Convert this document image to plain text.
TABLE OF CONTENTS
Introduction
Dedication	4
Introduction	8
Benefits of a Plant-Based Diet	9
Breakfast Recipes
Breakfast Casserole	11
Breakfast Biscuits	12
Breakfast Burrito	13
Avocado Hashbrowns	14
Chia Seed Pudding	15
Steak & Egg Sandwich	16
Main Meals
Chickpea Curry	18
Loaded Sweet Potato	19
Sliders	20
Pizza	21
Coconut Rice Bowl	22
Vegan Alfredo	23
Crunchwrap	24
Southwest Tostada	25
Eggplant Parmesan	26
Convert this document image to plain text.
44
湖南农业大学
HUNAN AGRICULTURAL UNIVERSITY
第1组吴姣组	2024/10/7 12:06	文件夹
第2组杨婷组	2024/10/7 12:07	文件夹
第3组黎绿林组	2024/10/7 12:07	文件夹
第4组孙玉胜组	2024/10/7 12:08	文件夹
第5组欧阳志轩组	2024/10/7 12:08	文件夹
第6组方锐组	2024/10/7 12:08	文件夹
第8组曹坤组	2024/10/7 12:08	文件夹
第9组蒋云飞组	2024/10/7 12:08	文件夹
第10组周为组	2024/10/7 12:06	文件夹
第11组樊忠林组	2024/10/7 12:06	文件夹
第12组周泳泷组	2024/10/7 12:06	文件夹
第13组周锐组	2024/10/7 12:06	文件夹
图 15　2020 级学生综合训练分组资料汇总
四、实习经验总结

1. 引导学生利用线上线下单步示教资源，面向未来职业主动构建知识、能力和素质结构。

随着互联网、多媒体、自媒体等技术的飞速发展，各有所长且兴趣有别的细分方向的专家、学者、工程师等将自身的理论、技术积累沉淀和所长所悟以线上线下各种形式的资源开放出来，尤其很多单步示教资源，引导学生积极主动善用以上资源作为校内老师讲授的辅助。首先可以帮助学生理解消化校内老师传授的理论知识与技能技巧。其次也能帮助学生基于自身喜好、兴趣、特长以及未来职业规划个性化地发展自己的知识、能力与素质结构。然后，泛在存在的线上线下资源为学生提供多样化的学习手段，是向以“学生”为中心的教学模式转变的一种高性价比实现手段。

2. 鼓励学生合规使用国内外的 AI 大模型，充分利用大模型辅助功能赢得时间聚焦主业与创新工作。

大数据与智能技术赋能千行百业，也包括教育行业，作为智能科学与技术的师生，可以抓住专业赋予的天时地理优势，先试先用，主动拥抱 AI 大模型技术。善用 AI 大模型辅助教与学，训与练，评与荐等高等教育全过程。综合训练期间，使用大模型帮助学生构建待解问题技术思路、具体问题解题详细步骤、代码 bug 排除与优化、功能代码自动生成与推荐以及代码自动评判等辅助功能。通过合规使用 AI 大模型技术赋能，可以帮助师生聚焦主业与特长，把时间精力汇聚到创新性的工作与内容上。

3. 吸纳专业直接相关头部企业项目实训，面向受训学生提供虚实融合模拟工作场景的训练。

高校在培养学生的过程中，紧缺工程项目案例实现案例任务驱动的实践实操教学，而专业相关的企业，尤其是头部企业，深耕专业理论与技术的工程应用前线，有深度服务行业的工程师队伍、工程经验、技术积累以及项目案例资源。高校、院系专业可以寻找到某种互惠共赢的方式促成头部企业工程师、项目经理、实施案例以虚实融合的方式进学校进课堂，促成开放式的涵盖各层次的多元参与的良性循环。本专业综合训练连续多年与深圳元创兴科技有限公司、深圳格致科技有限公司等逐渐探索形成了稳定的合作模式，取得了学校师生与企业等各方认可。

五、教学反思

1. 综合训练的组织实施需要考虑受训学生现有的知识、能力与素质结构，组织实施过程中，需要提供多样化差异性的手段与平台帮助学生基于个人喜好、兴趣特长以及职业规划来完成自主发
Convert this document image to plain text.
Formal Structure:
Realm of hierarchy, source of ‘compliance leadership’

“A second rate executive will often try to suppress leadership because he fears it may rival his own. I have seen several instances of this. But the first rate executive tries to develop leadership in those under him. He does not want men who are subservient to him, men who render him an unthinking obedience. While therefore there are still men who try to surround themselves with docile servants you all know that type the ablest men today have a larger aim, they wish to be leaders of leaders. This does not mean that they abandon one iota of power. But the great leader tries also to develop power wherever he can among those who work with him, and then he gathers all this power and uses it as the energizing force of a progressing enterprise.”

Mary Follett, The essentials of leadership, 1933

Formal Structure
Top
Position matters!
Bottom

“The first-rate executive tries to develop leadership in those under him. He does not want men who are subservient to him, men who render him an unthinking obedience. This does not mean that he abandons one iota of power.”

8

+ + + + + + +

■ **Written instruction**:
Check each line of the entries for the string "Structure". Copy the lines that have it.

■ **Complete output**:
Formal Structure:
Formal Structure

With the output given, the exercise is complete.